▶ _Prompt_
Quote the records that follow in full, leaving the pictures out.

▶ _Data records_
____

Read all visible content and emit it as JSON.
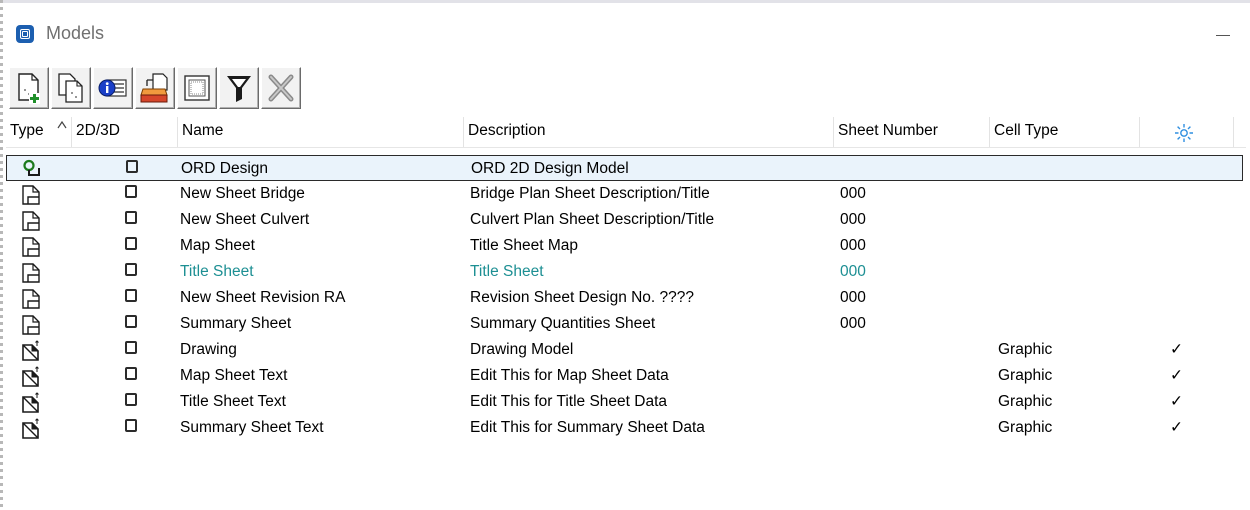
{
  "window": {
    "title": "Models"
  },
  "toolbar": {
    "buttons": [
      {
        "name": "create-model-button",
        "icon": "new-document-plus-icon"
      },
      {
        "name": "copy-model-button",
        "icon": "copy-document-icon"
      },
      {
        "name": "model-properties-button",
        "icon": "properties-info-icon"
      },
      {
        "name": "import-model-button",
        "icon": "import-tray-icon"
      },
      {
        "name": "attributes-button",
        "icon": "frame-icon"
      },
      {
        "name": "filter-button",
        "icon": "funnel-filter-icon"
      },
      {
        "name": "delete-button",
        "icon": "delete-x-icon"
      }
    ]
  },
  "columns": {
    "type": "Type",
    "dim": "2D/3D",
    "name": "Name",
    "description": "Description",
    "sheet_number": "Sheet Number",
    "cell_type": "Cell Type"
  },
  "rows": [
    {
      "type": "design",
      "name": "ORD Design",
      "description": "ORD 2D Design Model",
      "sheet_number": "",
      "cell_type": "",
      "check": "",
      "selected": true
    },
    {
      "type": "sheet",
      "name": "New Sheet Bridge",
      "description": "Bridge Plan Sheet Description/Title",
      "sheet_number": "000",
      "cell_type": "",
      "check": ""
    },
    {
      "type": "sheet",
      "name": "New Sheet Culvert",
      "description": "Culvert Plan Sheet Description/Title",
      "sheet_number": "000",
      "cell_type": "",
      "check": ""
    },
    {
      "type": "sheet",
      "name": "Map Sheet",
      "description": "Title Sheet Map",
      "sheet_number": "000",
      "cell_type": "",
      "check": ""
    },
    {
      "type": "sheet",
      "name": "Title Sheet",
      "description": "Title Sheet",
      "sheet_number": "000",
      "cell_type": "",
      "check": "",
      "active": true
    },
    {
      "type": "sheet",
      "name": "New Sheet Revision RA",
      "description": "Revision Sheet Design No. ????",
      "sheet_number": "000",
      "cell_type": "",
      "check": ""
    },
    {
      "type": "sheet",
      "name": "Summary Sheet",
      "description": "Summary Quantities Sheet",
      "sheet_number": "000",
      "cell_type": "",
      "check": ""
    },
    {
      "type": "drawing",
      "name": "Drawing",
      "description": "Drawing Model",
      "sheet_number": "",
      "cell_type": "Graphic",
      "check": "✓"
    },
    {
      "type": "drawing",
      "name": "Map Sheet Text",
      "description": "Edit This for Map Sheet Data",
      "sheet_number": "",
      "cell_type": "Graphic",
      "check": "✓"
    },
    {
      "type": "drawing",
      "name": "Title Sheet Text",
      "description": "Edit This for Title Sheet Data",
      "sheet_number": "",
      "cell_type": "Graphic",
      "check": "✓"
    },
    {
      "type": "drawing",
      "name": "Summary Sheet Text",
      "description": "Edit This for Summary Sheet Data",
      "sheet_number": "",
      "cell_type": "Graphic",
      "check": "✓"
    }
  ],
  "colors": {
    "active_text": "#1d8f93",
    "selection_bg": "#eaf3fb",
    "app_icon": "#1c5fb0",
    "sun_icon": "#2f8fe0"
  }
}
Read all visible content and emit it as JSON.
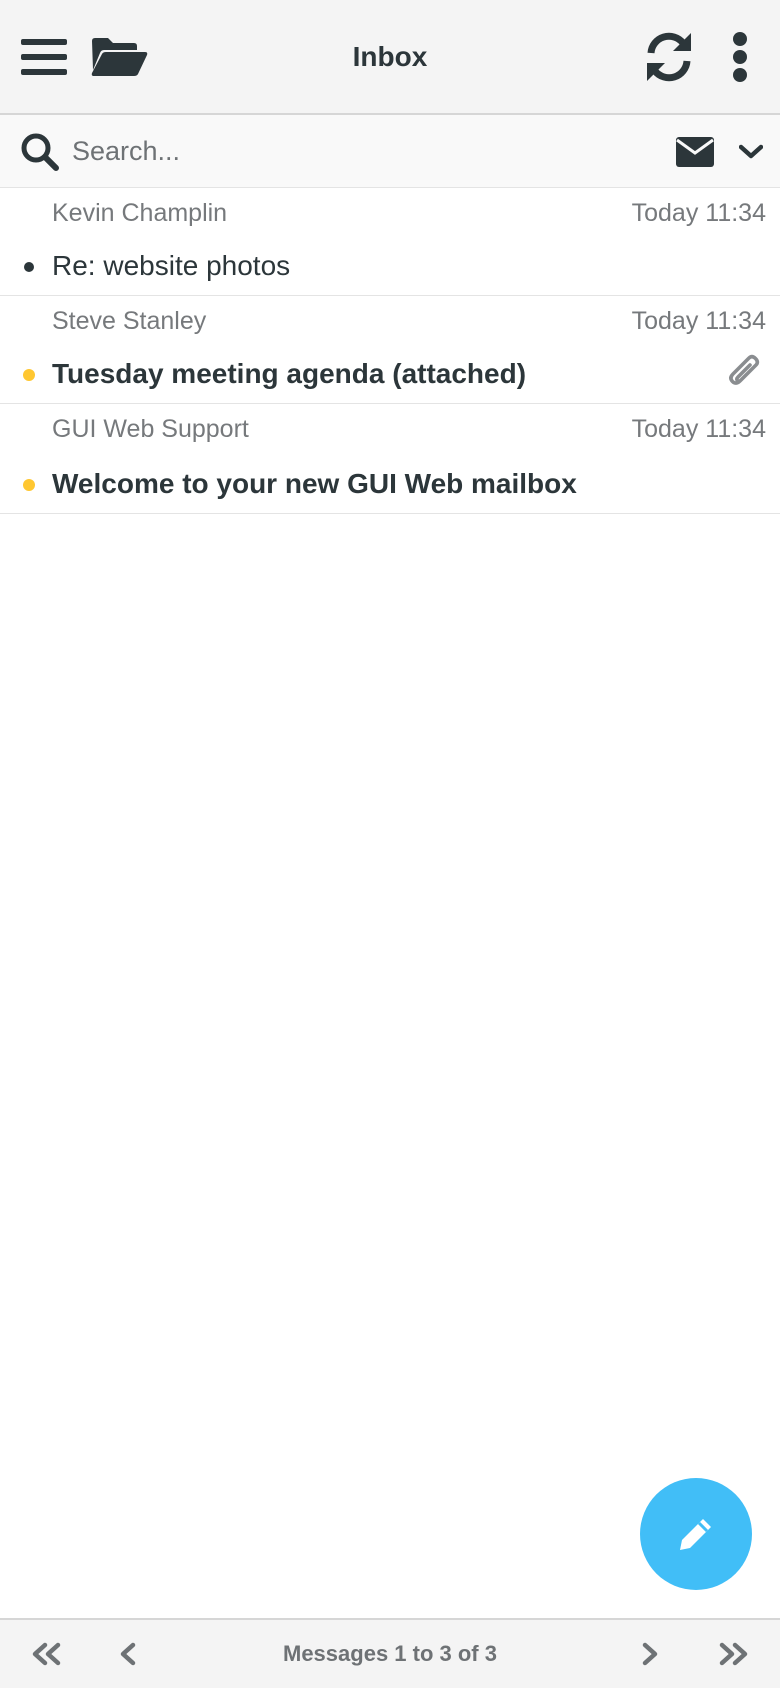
{
  "header": {
    "title": "Inbox",
    "icons": [
      "menu-icon",
      "folder-open-icon",
      "refresh-icon",
      "more-vertical-icon"
    ]
  },
  "search": {
    "placeholder": "Search...",
    "value": "",
    "icons": [
      "search-icon",
      "envelope-icon",
      "chevron-down-icon"
    ]
  },
  "messages": [
    {
      "from": "Kevin Champlin",
      "date": "Today 11:34",
      "subject": "Re: website photos",
      "unread": false,
      "status_color": "#2c363a",
      "has_attachment": false
    },
    {
      "from": "Steve Stanley",
      "date": "Today 11:34",
      "subject": "Tuesday meeting agenda (attached)",
      "unread": true,
      "status_color": "#ffc731",
      "has_attachment": true
    },
    {
      "from": "GUI Web Support",
      "date": "Today 11:34",
      "subject": "Welcome to your new GUI Web mailbox",
      "unread": true,
      "status_color": "#ffc731",
      "has_attachment": false
    }
  ],
  "compose": {
    "icon": "pencil-icon",
    "color": "#41bef7"
  },
  "footer": {
    "pagination_text": "Messages 1 to 3 of 3",
    "icons": [
      "first-page-icon",
      "previous-page-icon",
      "next-page-icon",
      "last-page-icon"
    ]
  },
  "colors": {
    "text_primary": "#2c363a",
    "text_secondary": "#76797c",
    "unread_dot": "#ffc731",
    "accent": "#41bef7"
  }
}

____

▶ _Exercise output_
Read all visible content and emit it as JSON.
{
  "window": {
    "title": "Models"
  },
  "toolbar": {
    "buttons": [
      {
        "name": "create-model-button",
        "icon": "new-document-plus-icon"
      },
      {
        "name": "copy-model-button",
        "icon": "copy-document-icon"
      },
      {
        "name": "model-properties-button",
        "icon": "properties-info-icon"
      },
      {
        "name": "import-model-button",
        "icon": "import-tray-icon"
      },
      {
        "name": "attributes-button",
        "icon": "frame-icon"
      },
      {
        "name": "filter-button",
        "icon": "funnel-filter-icon"
      },
      {
        "name": "delete-button",
        "icon": "delete-x-icon"
      }
    ]
  },
  "columns": {
    "type": "Type",
    "dim": "2D/3D",
    "name": "Name",
    "description": "Description",
    "sheet_number": "Sheet Number",
    "cell_type": "Cell Type"
  },
  "rows": [
    {
      "type": "design",
      "name": "ORD Design",
      "description": "ORD 2D Design Model",
      "sheet_number": "",
      "cell_type": "",
      "check": "",
      "selected": true
    },
    {
      "type": "sheet",
      "name": "New Sheet Bridge",
      "description": "Bridge Plan Sheet Description/Title",
      "sheet_number": "000",
      "cell_type": "",
      "check": ""
    },
    {
      "type": "sheet",
      "name": "New Sheet Culvert",
      "description": "Culvert Plan Sheet Description/Title",
      "sheet_number": "000",
      "cell_type": "",
      "check": ""
    },
    {
      "type": "sheet",
      "name": "Map Sheet",
      "description": "Title Sheet Map",
      "sheet_number": "000",
      "cell_type": "",
      "check": ""
    },
    {
      "type": "sheet",
      "name": "Title Sheet",
      "description": "Title Sheet",
      "sheet_number": "000",
      "cell_type": "",
      "check": "",
      "active": true
    },
    {
      "type": "sheet",
      "name": "New Sheet Revision RA",
      "description": "Revision Sheet Design No. ????",
      "sheet_number": "000",
      "cell_type": "",
      "check": ""
    },
    {
      "type": "sheet",
      "name": "Summary Sheet",
      "description": "Summary Quantities Sheet",
      "sheet_number": "000",
      "cell_type": "",
      "check": ""
    },
    {
      "type": "drawing",
      "name": "Drawing",
      "description": "Drawing Model",
      "sheet_number": "",
      "cell_type": "Graphic",
      "check": "✓"
    },
    {
      "type": "drawing",
      "name": "Map Sheet Text",
      "description": "Edit This for Map Sheet Data",
      "sheet_number": "",
      "cell_type": "Graphic",
      "check": "✓"
    },
    {
      "type": "drawing",
      "name": "Title Sheet Text",
      "description": "Edit This for Title Sheet Data",
      "sheet_number": "",
      "cell_type": "Graphic",
      "check": "✓"
    },
    {
      "type": "drawing",
      "name": "Summary Sheet Text",
      "description": "Edit This for Summary Sheet Data",
      "sheet_number": "",
      "cell_type": "Graphic",
      "check": "✓"
    }
  ],
  "colors": {
    "active_text": "#1d8f93",
    "selection_bg": "#eaf3fb",
    "app_icon": "#1c5fb0",
    "sun_icon": "#2f8fe0"
  }
}
Read all visible content and emit it as JSON.
{
  "header": {
    "title": "Inbox",
    "icons": [
      "menu-icon",
      "folder-open-icon",
      "refresh-icon",
      "more-vertical-icon"
    ]
  },
  "search": {
    "placeholder": "Search...",
    "value": "",
    "icons": [
      "search-icon",
      "envelope-icon",
      "chevron-down-icon"
    ]
  },
  "messages": [
    {
      "from": "Kevin Champlin",
      "date": "Today 11:34",
      "subject": "Re: website photos",
      "unread": false,
      "status_color": "#2c363a",
      "has_attachment": false
    },
    {
      "from": "Steve Stanley",
      "date": "Today 11:34",
      "subject": "Tuesday meeting agenda (attached)",
      "unread": true,
      "status_color": "#ffc731",
      "has_attachment": true
    },
    {
      "from": "GUI Web Support",
      "date": "Today 11:34",
      "subject": "Welcome to your new GUI Web mailbox",
      "unread": true,
      "status_color": "#ffc731",
      "has_attachment": false
    }
  ],
  "compose": {
    "icon": "pencil-icon",
    "color": "#41bef7"
  },
  "footer": {
    "pagination_text": "Messages 1 to 3 of 3",
    "icons": [
      "first-page-icon",
      "previous-page-icon",
      "next-page-icon",
      "last-page-icon"
    ]
  },
  "colors": {
    "text_primary": "#2c363a",
    "text_secondary": "#76797c",
    "unread_dot": "#ffc731",
    "accent": "#41bef7"
  }
}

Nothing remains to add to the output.